--- What to work on ---
Every record should be written out exactly, with the pictures left out.

### Dataset entries

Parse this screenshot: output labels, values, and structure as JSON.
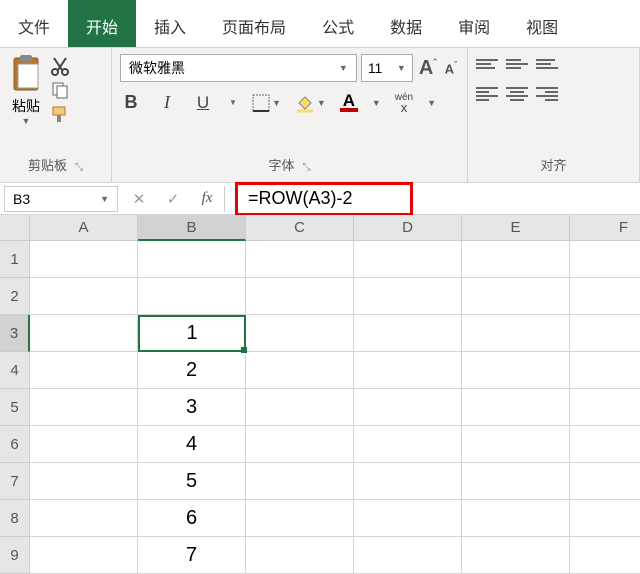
{
  "tabs": {
    "file": "文件",
    "home": "开始",
    "insert": "插入",
    "layout": "页面布局",
    "formula": "公式",
    "data": "数据",
    "review": "审阅",
    "view": "视图"
  },
  "clip": {
    "paste": "粘贴",
    "group": "剪贴板"
  },
  "font": {
    "name": "微软雅黑",
    "size": "11",
    "group": "字体",
    "bold": "B",
    "italic": "I",
    "underline": "U",
    "colorA": "A",
    "wen": "wén",
    "wenX": "x"
  },
  "align": {
    "group": "对齐"
  },
  "namebox": "B3",
  "formula": "=ROW(A3)-2",
  "cols": [
    "A",
    "B",
    "C",
    "D",
    "E",
    "F"
  ],
  "rows": [
    "1",
    "2",
    "3",
    "4",
    "5",
    "6",
    "7",
    "8",
    "9"
  ],
  "cells": {
    "B3": "1",
    "B4": "2",
    "B5": "3",
    "B6": "4",
    "B7": "5",
    "B8": "6",
    "B9": "7"
  },
  "chart_data": {
    "type": "table",
    "selected_cell": "B3",
    "formula": "=ROW(A3)-2",
    "columns": [
      "A",
      "B",
      "C",
      "D",
      "E",
      "F"
    ],
    "rows": [
      {
        "r": 1,
        "B": null
      },
      {
        "r": 2,
        "B": null
      },
      {
        "r": 3,
        "B": 1
      },
      {
        "r": 4,
        "B": 2
      },
      {
        "r": 5,
        "B": 3
      },
      {
        "r": 6,
        "B": 4
      },
      {
        "r": 7,
        "B": 5
      },
      {
        "r": 8,
        "B": 6
      },
      {
        "r": 9,
        "B": 7
      }
    ]
  }
}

######

--- Output of the task ---
Parse this screenshot: output labels, values, and structure as JSON.
{
  "tabs": {
    "file": "文件",
    "home": "开始",
    "insert": "插入",
    "layout": "页面布局",
    "formula": "公式",
    "data": "数据",
    "review": "审阅",
    "view": "视图"
  },
  "clip": {
    "paste": "粘贴",
    "group": "剪贴板"
  },
  "font": {
    "name": "微软雅黑",
    "size": "11",
    "group": "字体",
    "bold": "B",
    "italic": "I",
    "underline": "U",
    "colorA": "A",
    "wen": "wén",
    "wenX": "x"
  },
  "align": {
    "group": "对齐"
  },
  "namebox": "B3",
  "formula": "=ROW(A3)-2",
  "cols": [
    "A",
    "B",
    "C",
    "D",
    "E",
    "F"
  ],
  "rows": [
    "1",
    "2",
    "3",
    "4",
    "5",
    "6",
    "7",
    "8",
    "9"
  ],
  "cells": {
    "B3": "1",
    "B4": "2",
    "B5": "3",
    "B6": "4",
    "B7": "5",
    "B8": "6",
    "B9": "7"
  },
  "chart_data": {
    "type": "table",
    "selected_cell": "B3",
    "formula": "=ROW(A3)-2",
    "columns": [
      "A",
      "B",
      "C",
      "D",
      "E",
      "F"
    ],
    "rows": [
      {
        "r": 1,
        "B": null
      },
      {
        "r": 2,
        "B": null
      },
      {
        "r": 3,
        "B": 1
      },
      {
        "r": 4,
        "B": 2
      },
      {
        "r": 5,
        "B": 3
      },
      {
        "r": 6,
        "B": 4
      },
      {
        "r": 7,
        "B": 5
      },
      {
        "r": 8,
        "B": 6
      },
      {
        "r": 9,
        "B": 7
      }
    ]
  }
}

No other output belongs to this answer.